- _SET TASK_
Print each line exactly as it is given.

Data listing
━━━━━━━━━━━━━━━━

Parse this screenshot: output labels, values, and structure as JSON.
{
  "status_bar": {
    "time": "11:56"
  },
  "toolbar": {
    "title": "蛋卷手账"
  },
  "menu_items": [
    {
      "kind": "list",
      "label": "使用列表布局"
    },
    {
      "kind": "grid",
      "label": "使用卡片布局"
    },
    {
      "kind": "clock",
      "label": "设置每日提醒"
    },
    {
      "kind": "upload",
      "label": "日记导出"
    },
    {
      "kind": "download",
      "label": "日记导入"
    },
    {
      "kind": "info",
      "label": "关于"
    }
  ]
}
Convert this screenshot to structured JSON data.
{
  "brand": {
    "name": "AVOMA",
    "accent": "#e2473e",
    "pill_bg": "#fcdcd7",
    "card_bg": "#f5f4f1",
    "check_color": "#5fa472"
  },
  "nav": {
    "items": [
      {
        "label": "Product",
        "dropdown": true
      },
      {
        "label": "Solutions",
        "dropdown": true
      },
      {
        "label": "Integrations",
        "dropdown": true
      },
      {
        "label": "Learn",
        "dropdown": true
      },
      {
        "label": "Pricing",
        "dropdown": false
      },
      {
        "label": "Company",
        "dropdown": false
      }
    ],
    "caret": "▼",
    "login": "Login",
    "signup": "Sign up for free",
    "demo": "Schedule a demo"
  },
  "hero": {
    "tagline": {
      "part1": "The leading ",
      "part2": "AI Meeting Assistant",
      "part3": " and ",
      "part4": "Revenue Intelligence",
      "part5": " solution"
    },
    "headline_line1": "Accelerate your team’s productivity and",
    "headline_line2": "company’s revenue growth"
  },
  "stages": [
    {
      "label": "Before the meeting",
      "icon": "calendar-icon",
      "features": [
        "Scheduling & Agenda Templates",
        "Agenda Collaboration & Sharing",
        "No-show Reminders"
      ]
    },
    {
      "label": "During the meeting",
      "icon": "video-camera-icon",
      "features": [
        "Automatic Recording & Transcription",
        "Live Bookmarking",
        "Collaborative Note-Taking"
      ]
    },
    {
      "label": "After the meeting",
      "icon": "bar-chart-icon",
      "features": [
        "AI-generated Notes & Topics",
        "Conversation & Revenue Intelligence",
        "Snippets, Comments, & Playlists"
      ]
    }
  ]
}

━━━━━━━━━━━━━━━━

- _SOLUTION TO THIS PROBLEM_
Parse this screenshot: output labels, values, and structure as JSON.
{
  "status_bar": {
    "time": "11:56"
  },
  "toolbar": {
    "title": "蛋卷手账"
  },
  "menu_items": [
    {
      "kind": "list",
      "label": "使用列表布局"
    },
    {
      "kind": "grid",
      "label": "使用卡片布局"
    },
    {
      "kind": "clock",
      "label": "设置每日提醒"
    },
    {
      "kind": "upload",
      "label": "日记导出"
    },
    {
      "kind": "download",
      "label": "日记导入"
    },
    {
      "kind": "info",
      "label": "关于"
    }
  ]
}
Convert this screenshot to structured JSON data.
{
  "brand": {
    "name": "AVOMA",
    "accent": "#e2473e",
    "pill_bg": "#fcdcd7",
    "card_bg": "#f5f4f1",
    "check_color": "#5fa472"
  },
  "nav": {
    "items": [
      {
        "label": "Product",
        "dropdown": true
      },
      {
        "label": "Solutions",
        "dropdown": true
      },
      {
        "label": "Integrations",
        "dropdown": true
      },
      {
        "label": "Learn",
        "dropdown": true
      },
      {
        "label": "Pricing",
        "dropdown": false
      },
      {
        "label": "Company",
        "dropdown": false
      }
    ],
    "caret": "▼",
    "login": "Login",
    "signup": "Sign up for free",
    "demo": "Schedule a demo"
  },
  "hero": {
    "tagline": {
      "part1": "The leading ",
      "part2": "AI Meeting Assistant",
      "part3": " and ",
      "part4": "Revenue Intelligence",
      "part5": " solution"
    },
    "headline_line1": "Accelerate your team’s productivity and",
    "headline_line2": "company’s revenue growth"
  },
  "stages": [
    {
      "label": "Before the meeting",
      "icon": "calendar-icon",
      "features": [
        "Scheduling & Agenda Templates",
        "Agenda Collaboration & Sharing",
        "No-show Reminders"
      ]
    },
    {
      "label": "During the meeting",
      "icon": "video-camera-icon",
      "features": [
        "Automatic Recording & Transcription",
        "Live Bookmarking",
        "Collaborative Note-Taking"
      ]
    },
    {
      "label": "After the meeting",
      "icon": "bar-chart-icon",
      "features": [
        "AI-generated Notes & Topics",
        "Conversation & Revenue Intelligence",
        "Snippets, Comments, & Playlists"
      ]
    }
  ]
}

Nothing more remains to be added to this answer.